What you should do
Retype all of the listing exactly, passing over any picture you find.

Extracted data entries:
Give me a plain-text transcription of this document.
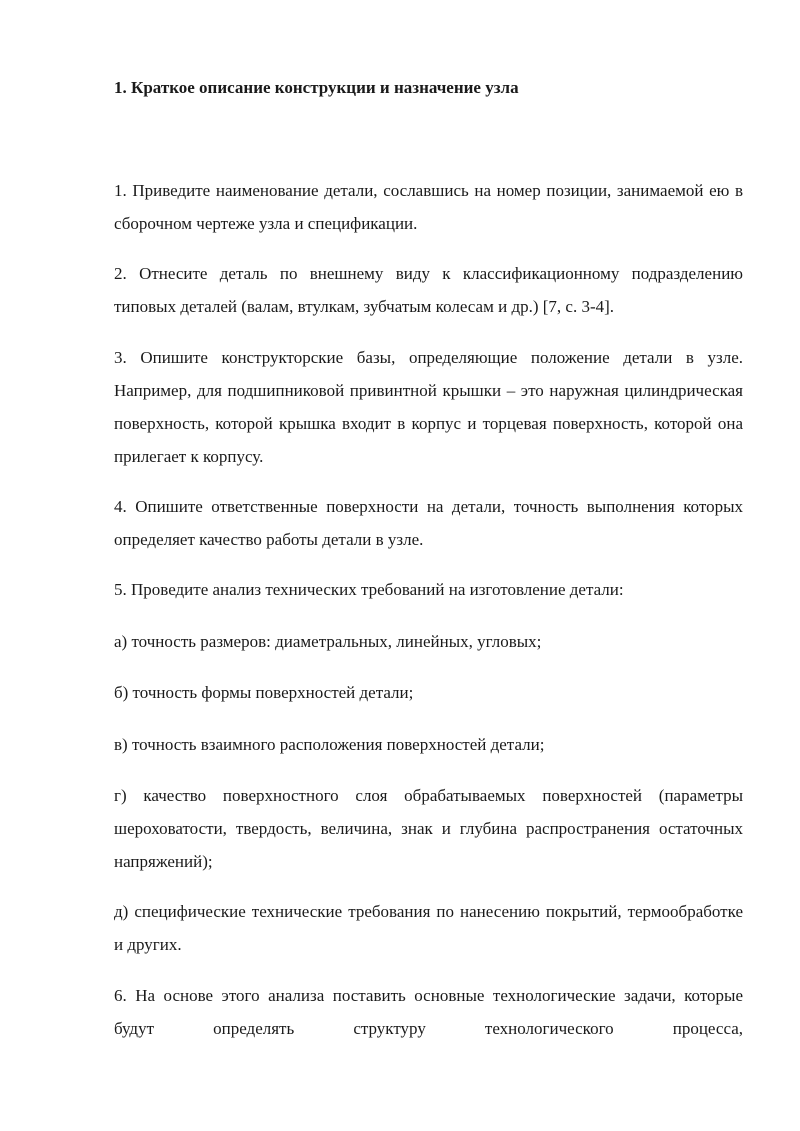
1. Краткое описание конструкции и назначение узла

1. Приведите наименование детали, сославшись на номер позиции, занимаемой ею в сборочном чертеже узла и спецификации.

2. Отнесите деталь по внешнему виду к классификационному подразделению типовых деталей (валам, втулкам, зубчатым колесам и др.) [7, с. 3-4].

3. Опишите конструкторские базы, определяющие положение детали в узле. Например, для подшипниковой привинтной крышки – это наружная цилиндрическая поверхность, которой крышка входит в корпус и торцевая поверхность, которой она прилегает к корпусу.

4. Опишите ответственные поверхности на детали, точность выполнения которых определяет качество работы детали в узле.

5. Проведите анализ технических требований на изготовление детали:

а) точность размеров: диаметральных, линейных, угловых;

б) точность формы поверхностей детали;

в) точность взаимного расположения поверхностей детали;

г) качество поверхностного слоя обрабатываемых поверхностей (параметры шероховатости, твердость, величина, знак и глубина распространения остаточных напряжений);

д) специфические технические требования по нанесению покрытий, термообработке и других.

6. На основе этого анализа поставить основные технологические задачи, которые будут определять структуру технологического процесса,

Solution to the exercise
Give me a plain-text transcription of this document.
1. Краткое описание конструкции и назначение узла

1. Приведите наименование детали, сославшись на номер позиции, занимаемой ею в сборочном чертеже узла и спецификации.

2. Отнесите деталь по внешнему виду к классификационному подразделению типовых деталей (валам, втулкам, зубчатым колесам и др.) [7, с. 3-4].

3. Опишите конструкторские базы, определяющие положение детали в узле. Например, для подшипниковой привинтной крышки – это наружная цилиндрическая поверхность, которой крышка входит в корпус и торцевая поверхность, которой она прилегает к корпусу.

4. Опишите ответственные поверхности на детали, точность выполнения которых определяет качество работы детали в узле.

5. Проведите анализ технических требований на изготовление детали:

а) точность размеров: диаметральных, линейных, угловых;

б) точность формы поверхностей детали;

в) точность взаимного расположения поверхностей детали;

г) качество поверхностного слоя обрабатываемых поверхностей (параметры шероховатости, твердость, величина, знак и глубина распространения остаточных напряжений);

д) специфические технические требования по нанесению покрытий, термообработке и других.

6. На основе этого анализа поставить основные технологические задачи, которые будут определять структуру технологического процесса,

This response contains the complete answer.